**Exercise directions:** Output every line of the data exactly as it appears.

─── Dataset records

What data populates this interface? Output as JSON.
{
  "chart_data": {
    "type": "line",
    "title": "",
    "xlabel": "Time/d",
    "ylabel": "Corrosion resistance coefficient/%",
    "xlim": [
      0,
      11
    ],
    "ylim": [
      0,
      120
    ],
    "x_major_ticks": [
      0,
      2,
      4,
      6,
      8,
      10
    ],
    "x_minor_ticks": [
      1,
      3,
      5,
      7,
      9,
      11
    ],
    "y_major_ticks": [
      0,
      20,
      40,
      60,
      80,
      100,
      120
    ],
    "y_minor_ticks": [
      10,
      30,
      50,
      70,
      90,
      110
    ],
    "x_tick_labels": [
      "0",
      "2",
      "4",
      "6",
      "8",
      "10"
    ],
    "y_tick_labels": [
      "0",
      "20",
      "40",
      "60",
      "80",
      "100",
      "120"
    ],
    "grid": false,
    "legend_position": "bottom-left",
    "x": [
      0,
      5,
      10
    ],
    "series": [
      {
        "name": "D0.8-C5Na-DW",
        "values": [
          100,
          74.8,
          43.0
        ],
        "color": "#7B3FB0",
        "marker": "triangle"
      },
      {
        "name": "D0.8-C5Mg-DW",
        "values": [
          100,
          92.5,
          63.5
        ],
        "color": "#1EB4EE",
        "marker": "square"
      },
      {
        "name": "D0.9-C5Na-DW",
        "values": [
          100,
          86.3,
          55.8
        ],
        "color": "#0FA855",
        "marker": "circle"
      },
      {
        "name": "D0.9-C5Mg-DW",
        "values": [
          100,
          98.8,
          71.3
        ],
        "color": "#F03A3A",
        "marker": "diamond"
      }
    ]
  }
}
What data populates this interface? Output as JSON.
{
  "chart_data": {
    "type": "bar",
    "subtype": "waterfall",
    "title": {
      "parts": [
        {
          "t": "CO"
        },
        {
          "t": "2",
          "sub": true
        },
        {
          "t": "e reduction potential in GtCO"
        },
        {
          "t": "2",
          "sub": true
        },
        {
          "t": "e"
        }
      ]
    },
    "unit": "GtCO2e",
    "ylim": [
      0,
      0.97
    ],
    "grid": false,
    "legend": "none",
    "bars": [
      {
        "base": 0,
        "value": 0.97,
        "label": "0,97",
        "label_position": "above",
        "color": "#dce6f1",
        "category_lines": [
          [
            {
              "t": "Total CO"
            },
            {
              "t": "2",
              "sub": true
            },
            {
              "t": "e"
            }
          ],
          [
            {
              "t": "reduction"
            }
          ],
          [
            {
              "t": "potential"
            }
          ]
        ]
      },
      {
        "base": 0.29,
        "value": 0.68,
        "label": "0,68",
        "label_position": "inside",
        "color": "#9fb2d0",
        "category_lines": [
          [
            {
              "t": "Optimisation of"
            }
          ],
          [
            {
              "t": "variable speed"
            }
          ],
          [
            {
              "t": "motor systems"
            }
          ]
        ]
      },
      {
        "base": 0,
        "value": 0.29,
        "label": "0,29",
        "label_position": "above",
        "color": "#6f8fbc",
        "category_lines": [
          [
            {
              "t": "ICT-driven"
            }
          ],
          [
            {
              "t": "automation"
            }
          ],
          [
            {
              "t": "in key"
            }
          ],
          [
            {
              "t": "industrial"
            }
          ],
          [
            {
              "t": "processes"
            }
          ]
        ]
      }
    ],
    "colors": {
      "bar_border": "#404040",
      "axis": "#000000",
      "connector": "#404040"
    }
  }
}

──────

**Exercise solution:**
What data populates this interface? Output as JSON.
{
  "chart_data": {
    "type": "line",
    "title": "",
    "xlabel": "Time/d",
    "ylabel": "Corrosion resistance coefficient/%",
    "xlim": [
      0,
      11
    ],
    "ylim": [
      0,
      120
    ],
    "x_major_ticks": [
      0,
      2,
      4,
      6,
      8,
      10
    ],
    "x_minor_ticks": [
      1,
      3,
      5,
      7,
      9,
      11
    ],
    "y_major_ticks": [
      0,
      20,
      40,
      60,
      80,
      100,
      120
    ],
    "y_minor_ticks": [
      10,
      30,
      50,
      70,
      90,
      110
    ],
    "x_tick_labels": [
      "0",
      "2",
      "4",
      "6",
      "8",
      "10"
    ],
    "y_tick_labels": [
      "0",
      "20",
      "40",
      "60",
      "80",
      "100",
      "120"
    ],
    "grid": false,
    "legend_position": "bottom-left",
    "x": [
      0,
      5,
      10
    ],
    "series": [
      {
        "name": "D0.8-C5Na-DW",
        "values": [
          100,
          74.8,
          43.0
        ],
        "color": "#7B3FB0",
        "marker": "triangle"
      },
      {
        "name": "D0.8-C5Mg-DW",
        "values": [
          100,
          92.5,
          63.5
        ],
        "color": "#1EB4EE",
        "marker": "square"
      },
      {
        "name": "D0.9-C5Na-DW",
        "values": [
          100,
          86.3,
          55.8
        ],
        "color": "#0FA855",
        "marker": "circle"
      },
      {
        "name": "D0.9-C5Mg-DW",
        "values": [
          100,
          98.8,
          71.3
        ],
        "color": "#F03A3A",
        "marker": "diamond"
      }
    ]
  }
}
What data populates this interface? Output as JSON.
{
  "chart_data": {
    "type": "bar",
    "subtype": "waterfall",
    "title": {
      "parts": [
        {
          "t": "CO"
        },
        {
          "t": "2",
          "sub": true
        },
        {
          "t": "e reduction potential in GtCO"
        },
        {
          "t": "2",
          "sub": true
        },
        {
          "t": "e"
        }
      ]
    },
    "unit": "GtCO2e",
    "ylim": [
      0,
      0.97
    ],
    "grid": false,
    "legend": "none",
    "bars": [
      {
        "base": 0,
        "value": 0.97,
        "label": "0,97",
        "label_position": "above",
        "color": "#dce6f1",
        "category_lines": [
          [
            {
              "t": "Total CO"
            },
            {
              "t": "2",
              "sub": true
            },
            {
              "t": "e"
            }
          ],
          [
            {
              "t": "reduction"
            }
          ],
          [
            {
              "t": "potential"
            }
          ]
        ]
      },
      {
        "base": 0.29,
        "value": 0.68,
        "label": "0,68",
        "label_position": "inside",
        "color": "#9fb2d0",
        "category_lines": [
          [
            {
              "t": "Optimisation of"
            }
          ],
          [
            {
              "t": "variable speed"
            }
          ],
          [
            {
              "t": "motor systems"
            }
          ]
        ]
      },
      {
        "base": 0,
        "value": 0.29,
        "label": "0,29",
        "label_position": "above",
        "color": "#6f8fbc",
        "category_lines": [
          [
            {
              "t": "ICT-driven"
            }
          ],
          [
            {
              "t": "automation"
            }
          ],
          [
            {
              "t": "in key"
            }
          ],
          [
            {
              "t": "industrial"
            }
          ],
          [
            {
              "t": "processes"
            }
          ]
        ]
      }
    ],
    "colors": {
      "bar_border": "#404040",
      "axis": "#000000",
      "connector": "#404040"
    }
  }
}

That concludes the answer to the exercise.